Start of Provided entries

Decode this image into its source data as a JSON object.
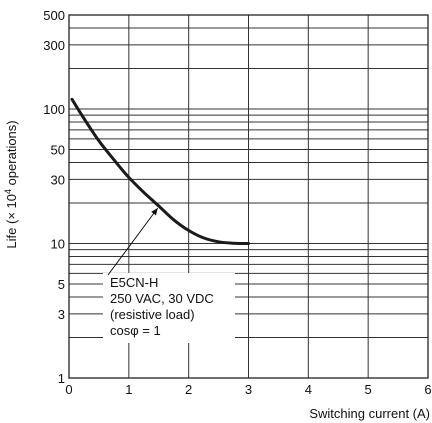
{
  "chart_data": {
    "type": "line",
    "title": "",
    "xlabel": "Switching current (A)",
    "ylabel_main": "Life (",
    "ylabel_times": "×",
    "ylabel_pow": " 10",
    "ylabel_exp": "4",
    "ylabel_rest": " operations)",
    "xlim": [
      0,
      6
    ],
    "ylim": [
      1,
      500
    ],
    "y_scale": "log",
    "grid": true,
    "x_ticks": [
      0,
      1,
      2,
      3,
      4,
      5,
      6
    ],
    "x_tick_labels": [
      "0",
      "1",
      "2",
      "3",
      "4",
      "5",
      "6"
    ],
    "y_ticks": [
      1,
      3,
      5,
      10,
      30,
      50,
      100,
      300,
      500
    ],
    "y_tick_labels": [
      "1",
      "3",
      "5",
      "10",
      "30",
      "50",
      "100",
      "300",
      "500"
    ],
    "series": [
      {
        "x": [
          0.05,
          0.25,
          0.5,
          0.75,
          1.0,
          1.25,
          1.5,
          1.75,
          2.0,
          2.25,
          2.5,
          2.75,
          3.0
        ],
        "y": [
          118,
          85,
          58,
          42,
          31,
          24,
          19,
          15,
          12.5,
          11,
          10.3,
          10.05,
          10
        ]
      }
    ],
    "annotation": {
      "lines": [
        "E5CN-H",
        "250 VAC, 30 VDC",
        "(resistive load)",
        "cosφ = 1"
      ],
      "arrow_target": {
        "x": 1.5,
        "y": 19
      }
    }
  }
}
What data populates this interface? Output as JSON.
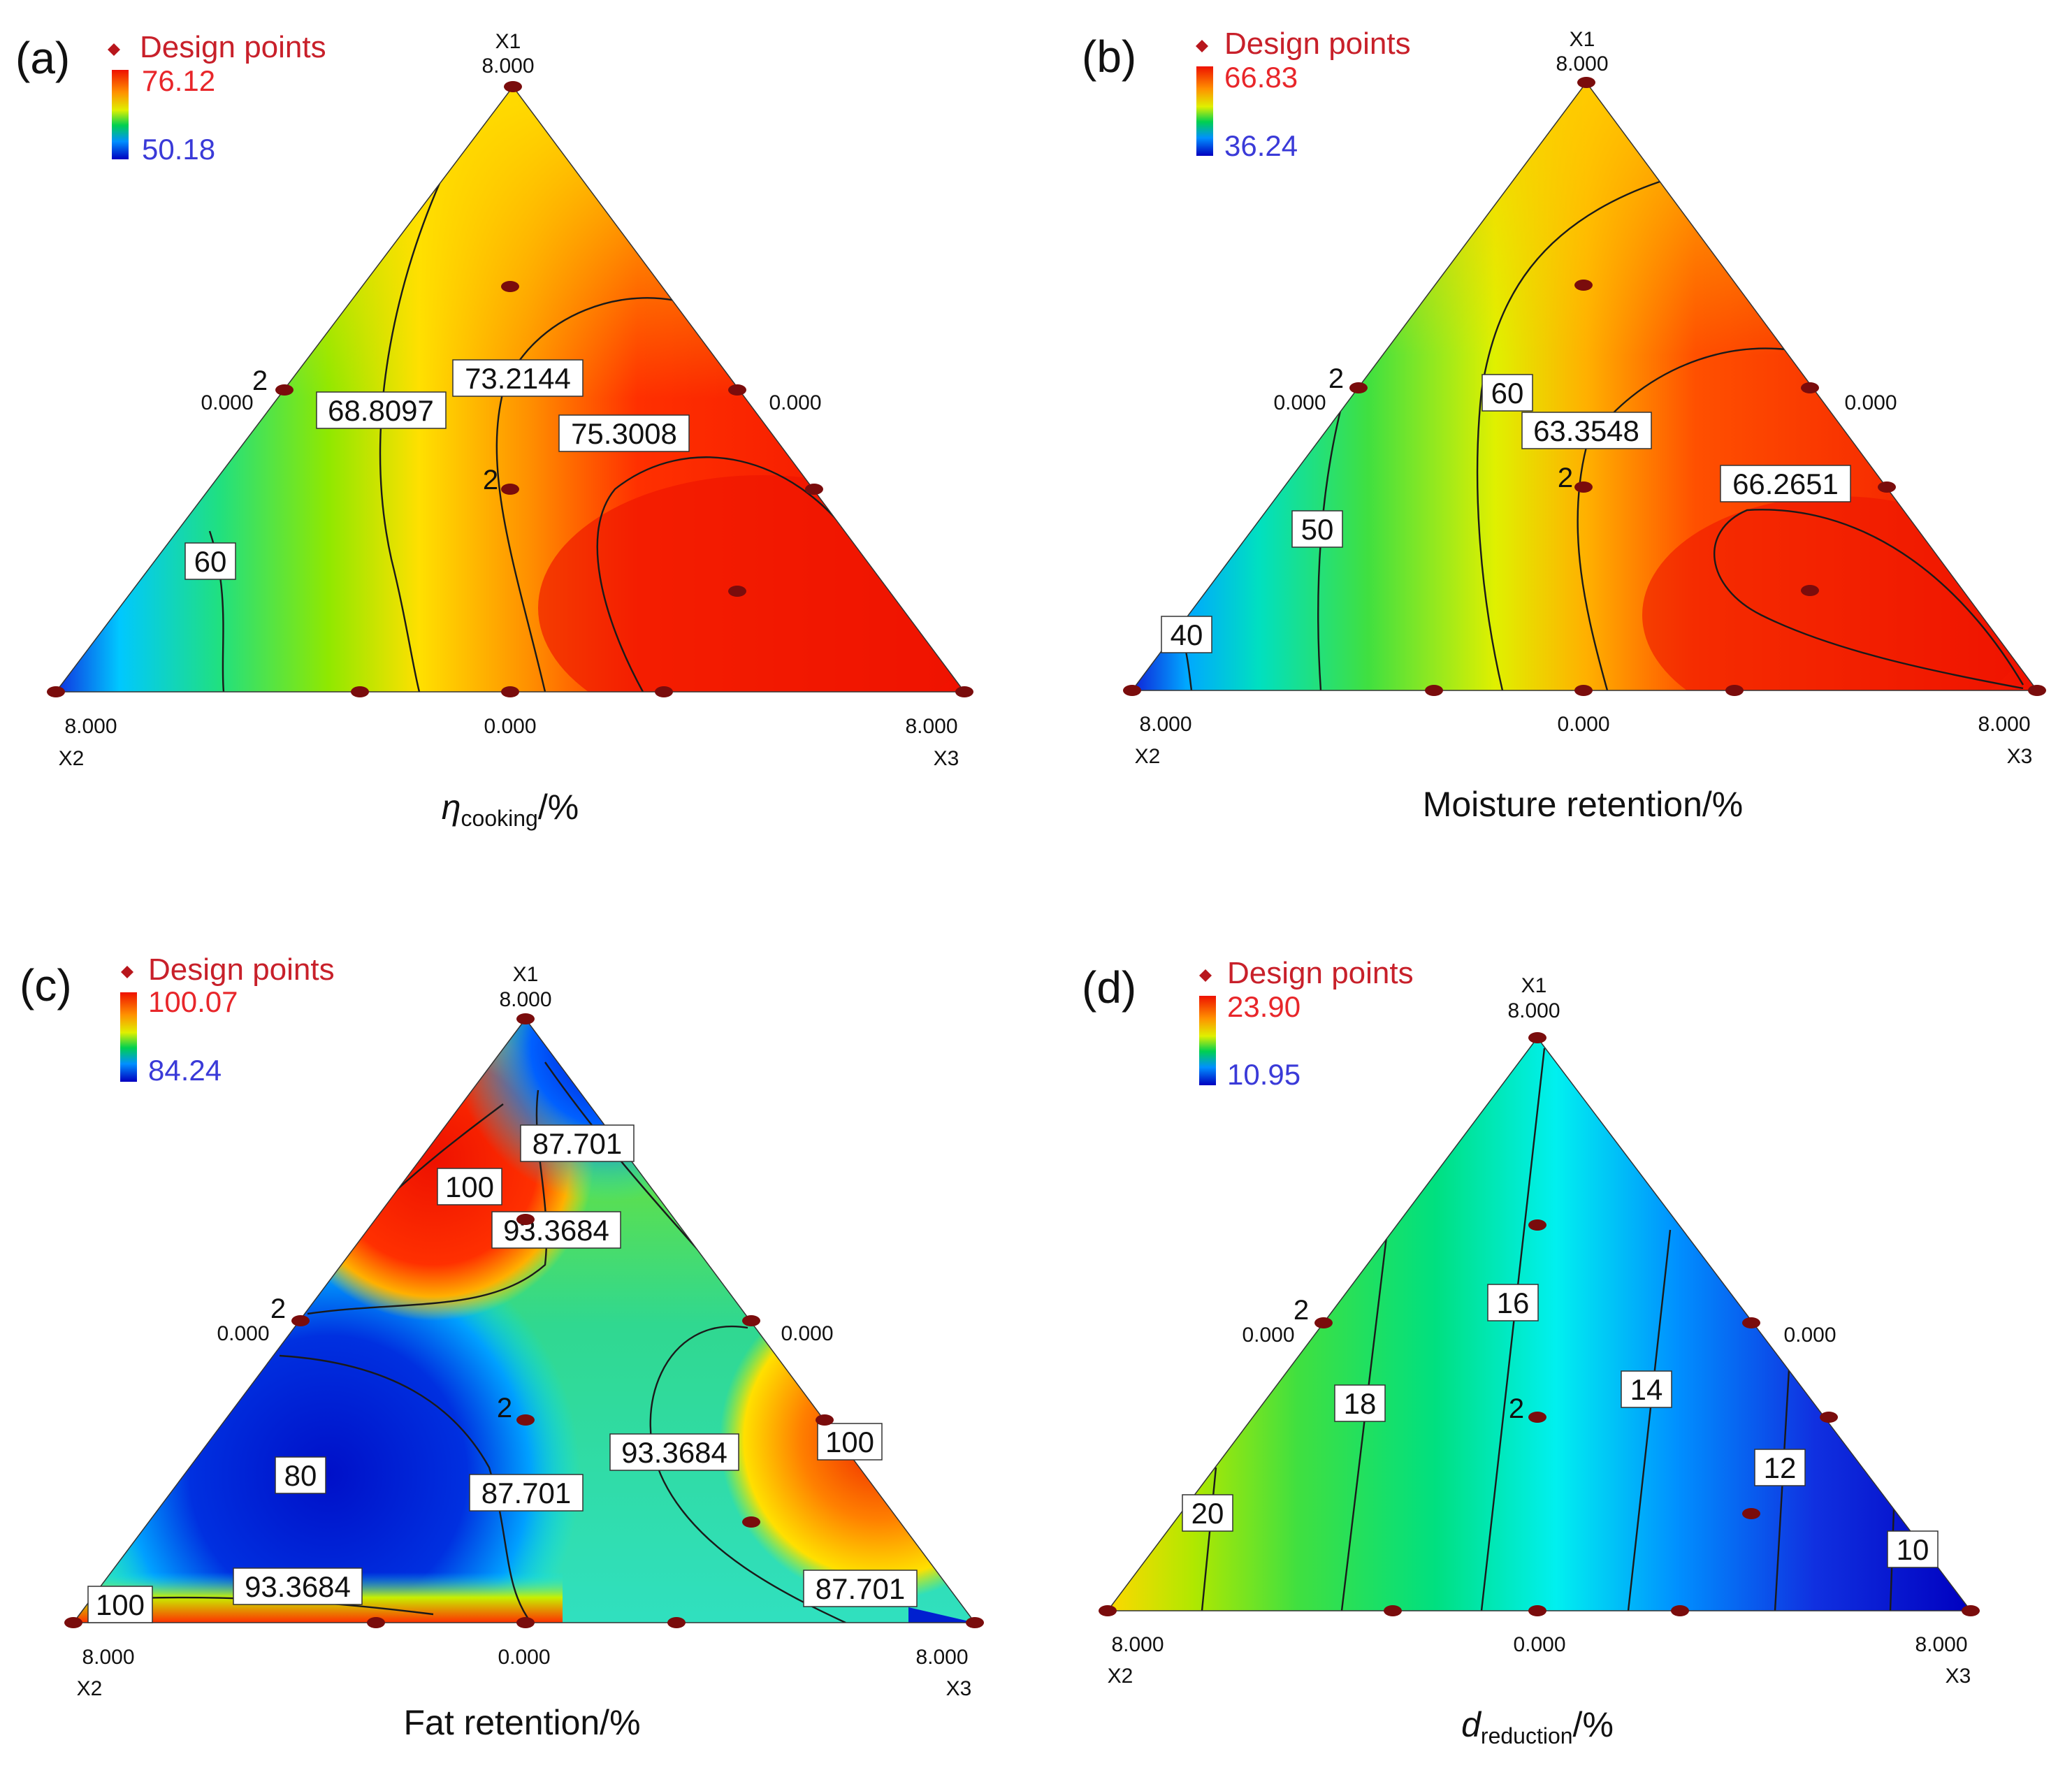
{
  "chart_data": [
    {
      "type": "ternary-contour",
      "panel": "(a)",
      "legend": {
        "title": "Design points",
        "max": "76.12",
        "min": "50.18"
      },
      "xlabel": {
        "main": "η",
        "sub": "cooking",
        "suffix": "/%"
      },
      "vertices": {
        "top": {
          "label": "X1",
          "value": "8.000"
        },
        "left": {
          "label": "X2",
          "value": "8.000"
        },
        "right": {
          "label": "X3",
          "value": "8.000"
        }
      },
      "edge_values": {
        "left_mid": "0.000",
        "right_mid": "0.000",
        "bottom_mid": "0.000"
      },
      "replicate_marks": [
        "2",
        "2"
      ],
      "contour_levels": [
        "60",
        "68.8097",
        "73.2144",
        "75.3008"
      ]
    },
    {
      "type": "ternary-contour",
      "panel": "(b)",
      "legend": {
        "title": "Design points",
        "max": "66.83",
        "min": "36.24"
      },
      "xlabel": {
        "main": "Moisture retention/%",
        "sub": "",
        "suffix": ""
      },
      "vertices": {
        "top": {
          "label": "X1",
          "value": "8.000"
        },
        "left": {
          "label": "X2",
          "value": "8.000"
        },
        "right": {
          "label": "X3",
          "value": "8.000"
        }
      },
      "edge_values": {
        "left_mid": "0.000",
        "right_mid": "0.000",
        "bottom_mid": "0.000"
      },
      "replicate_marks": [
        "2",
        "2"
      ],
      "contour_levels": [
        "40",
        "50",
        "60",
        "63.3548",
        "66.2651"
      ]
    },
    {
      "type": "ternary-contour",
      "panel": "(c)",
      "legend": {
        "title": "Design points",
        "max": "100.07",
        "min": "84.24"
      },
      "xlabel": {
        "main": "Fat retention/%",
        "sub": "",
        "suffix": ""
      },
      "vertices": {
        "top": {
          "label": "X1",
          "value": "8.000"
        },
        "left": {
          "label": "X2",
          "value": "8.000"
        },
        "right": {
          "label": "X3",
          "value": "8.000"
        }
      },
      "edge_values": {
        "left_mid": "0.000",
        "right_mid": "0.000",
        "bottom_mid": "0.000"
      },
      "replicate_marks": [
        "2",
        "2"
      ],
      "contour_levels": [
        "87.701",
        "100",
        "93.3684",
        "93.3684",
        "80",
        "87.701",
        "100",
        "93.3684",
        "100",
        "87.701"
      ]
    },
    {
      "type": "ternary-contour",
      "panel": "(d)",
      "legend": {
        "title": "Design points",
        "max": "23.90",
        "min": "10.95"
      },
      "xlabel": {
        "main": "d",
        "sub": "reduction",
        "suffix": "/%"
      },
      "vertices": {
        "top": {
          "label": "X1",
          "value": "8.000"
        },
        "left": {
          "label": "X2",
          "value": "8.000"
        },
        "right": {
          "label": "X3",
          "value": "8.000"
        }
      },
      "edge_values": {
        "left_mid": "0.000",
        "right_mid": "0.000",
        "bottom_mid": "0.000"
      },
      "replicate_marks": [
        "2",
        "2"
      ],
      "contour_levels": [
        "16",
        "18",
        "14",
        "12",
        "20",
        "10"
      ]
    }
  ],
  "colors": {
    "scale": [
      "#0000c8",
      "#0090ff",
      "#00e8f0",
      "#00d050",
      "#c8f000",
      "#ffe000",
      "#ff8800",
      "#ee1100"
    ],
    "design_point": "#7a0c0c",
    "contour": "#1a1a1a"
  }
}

End of Provided entries
Start of Provided entries

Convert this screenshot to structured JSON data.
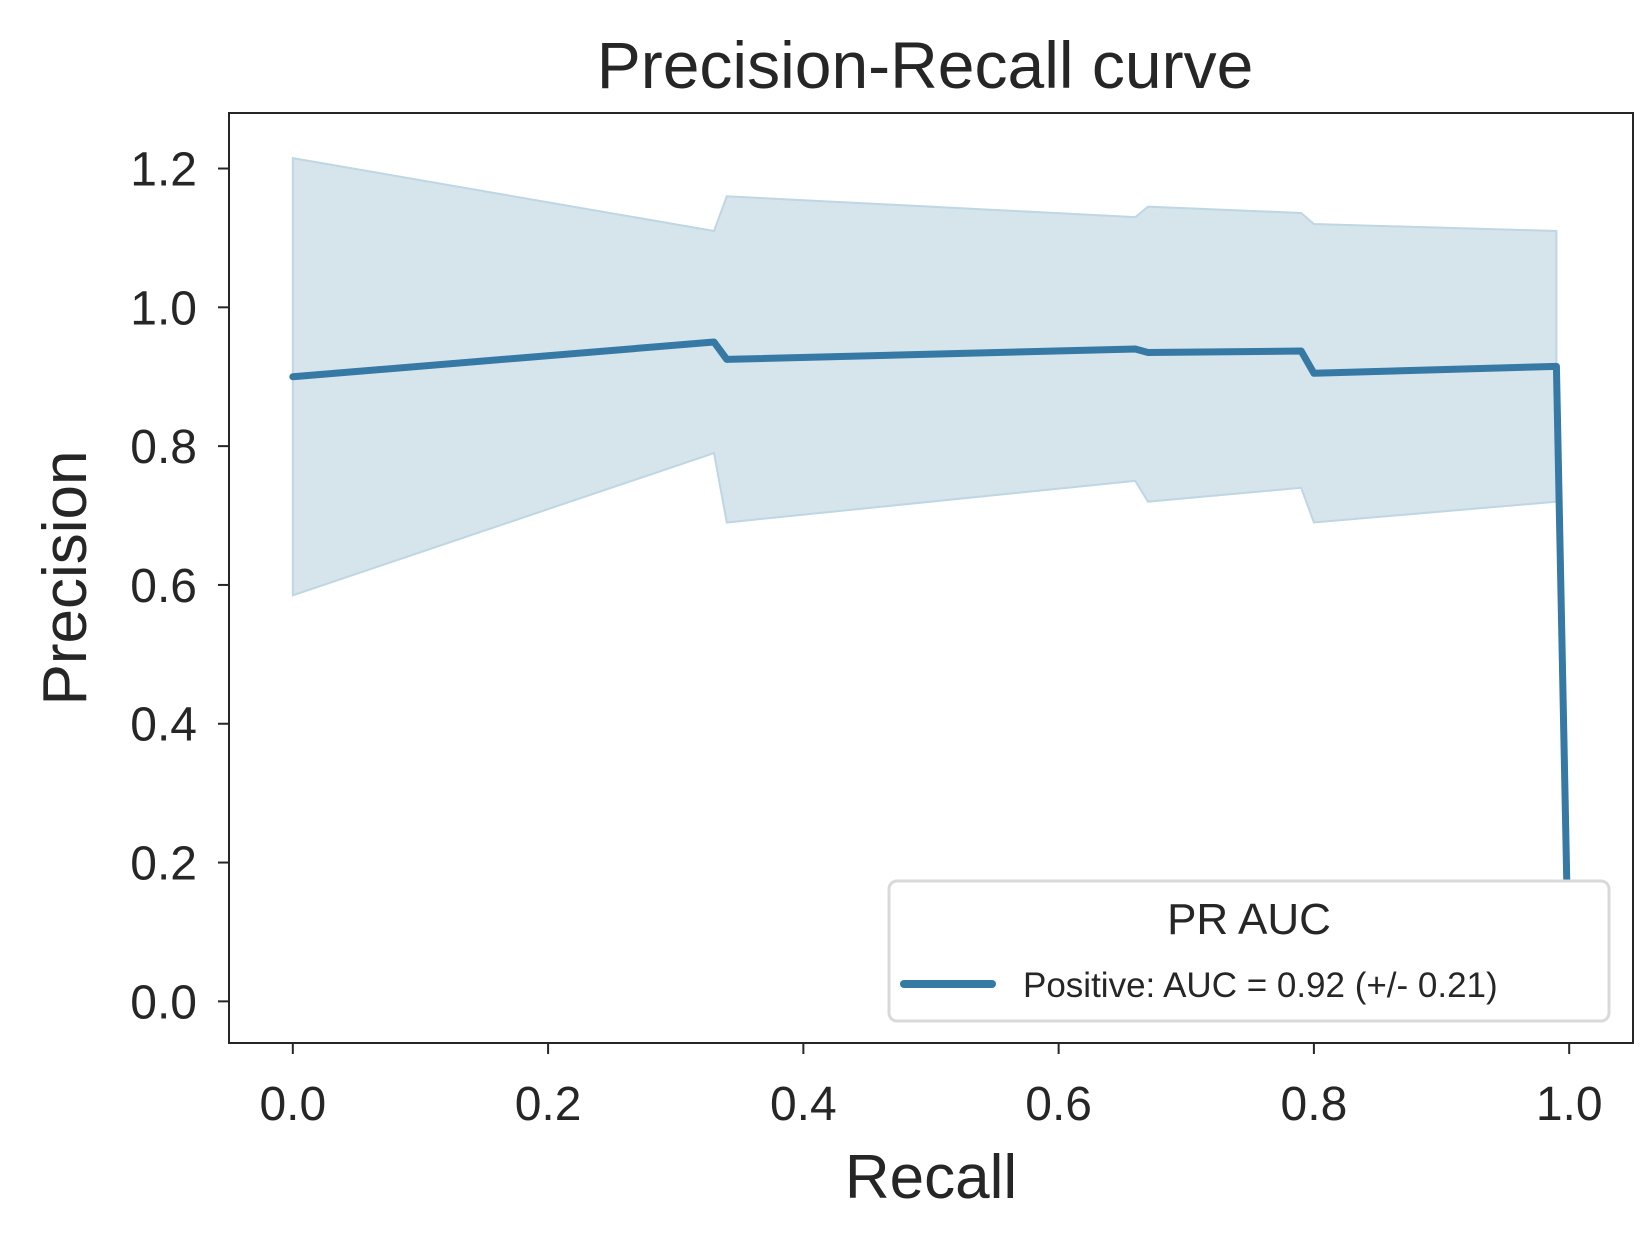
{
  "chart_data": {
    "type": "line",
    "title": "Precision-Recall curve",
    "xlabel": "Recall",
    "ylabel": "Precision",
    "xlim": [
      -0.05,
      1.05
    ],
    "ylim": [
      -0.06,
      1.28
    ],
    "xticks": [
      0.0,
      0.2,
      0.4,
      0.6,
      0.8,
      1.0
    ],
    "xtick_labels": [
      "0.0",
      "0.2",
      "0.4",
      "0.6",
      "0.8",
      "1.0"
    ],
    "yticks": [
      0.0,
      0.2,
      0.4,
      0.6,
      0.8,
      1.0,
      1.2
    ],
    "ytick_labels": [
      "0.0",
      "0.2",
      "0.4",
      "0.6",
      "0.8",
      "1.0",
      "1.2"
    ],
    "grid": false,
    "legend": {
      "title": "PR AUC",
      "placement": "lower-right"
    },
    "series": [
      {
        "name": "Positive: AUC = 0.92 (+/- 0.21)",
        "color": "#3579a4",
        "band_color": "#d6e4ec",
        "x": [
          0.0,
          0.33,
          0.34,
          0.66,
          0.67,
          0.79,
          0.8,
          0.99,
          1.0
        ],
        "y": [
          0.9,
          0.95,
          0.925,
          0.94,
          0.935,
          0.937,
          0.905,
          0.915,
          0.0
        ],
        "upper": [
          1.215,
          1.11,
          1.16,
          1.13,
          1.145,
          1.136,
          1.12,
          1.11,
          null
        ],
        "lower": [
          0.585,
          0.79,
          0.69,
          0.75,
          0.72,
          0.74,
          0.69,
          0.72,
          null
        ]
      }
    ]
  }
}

End of Provided entries

• **What the exercise asks**
Return the lines of the records that include the string "this".

• **Reply to the exercise**
Decode this image into its source data as a JSON object.
What data populates this interface? Output as JSON.
Convert this screenshot to structured JSON data.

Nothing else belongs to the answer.